** WRITTEN REQUEST **
Repeat the listing below in full, exactly as it stands.

** EXTRACTED MATERIAL **

╭──

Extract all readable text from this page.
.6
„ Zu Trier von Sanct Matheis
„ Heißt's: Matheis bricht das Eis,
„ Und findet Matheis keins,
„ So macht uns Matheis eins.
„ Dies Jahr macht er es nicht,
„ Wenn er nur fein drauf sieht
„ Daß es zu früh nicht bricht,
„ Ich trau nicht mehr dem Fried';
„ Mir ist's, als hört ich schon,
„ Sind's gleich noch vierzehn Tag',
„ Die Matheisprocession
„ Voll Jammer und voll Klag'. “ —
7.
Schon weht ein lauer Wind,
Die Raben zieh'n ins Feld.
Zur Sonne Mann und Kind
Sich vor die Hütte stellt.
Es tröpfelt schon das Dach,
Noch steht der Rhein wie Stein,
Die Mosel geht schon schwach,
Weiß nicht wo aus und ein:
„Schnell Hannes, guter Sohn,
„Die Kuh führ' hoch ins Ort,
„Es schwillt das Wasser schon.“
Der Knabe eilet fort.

╰──

** WORKED SOLUTION **
Extract all readable text from this page.
.6
„ Zu Trier von Sanct Matheis
„ Heißt's: Matheis bricht das Eis,
„ Und findet Matheis keins,
„ So macht uns Matheis eins.
„ Dies Jahr macht er es nicht,
„ Wenn er nur fein drauf sieht
„ Daß es zu früh nicht bricht,
„ Ich trau nicht mehr dem Fried';
„ Mir ist's, als hört ich schon,
„ Sind's gleich noch vierzehn Tag',
„ Die Matheisprocession
„ Voll Jammer und voll Klag'. “ —
7.
Schon weht ein lauer Wind,
Die Raben zieh'n ins Feld.
Zur Sonne Mann und Kind
Sich vor die Hütte stellt.
Es tröpfelt schon das Dach,
Noch steht der Rhein wie Stein,
Die Mosel geht schon schwach,
Weiß nicht wo aus und ein:
„Schnell Hannes, guter Sohn,
„Die Kuh führ' hoch ins Ort,
„Es schwillt das Wasser schon.“
Der Knabe eilet fort.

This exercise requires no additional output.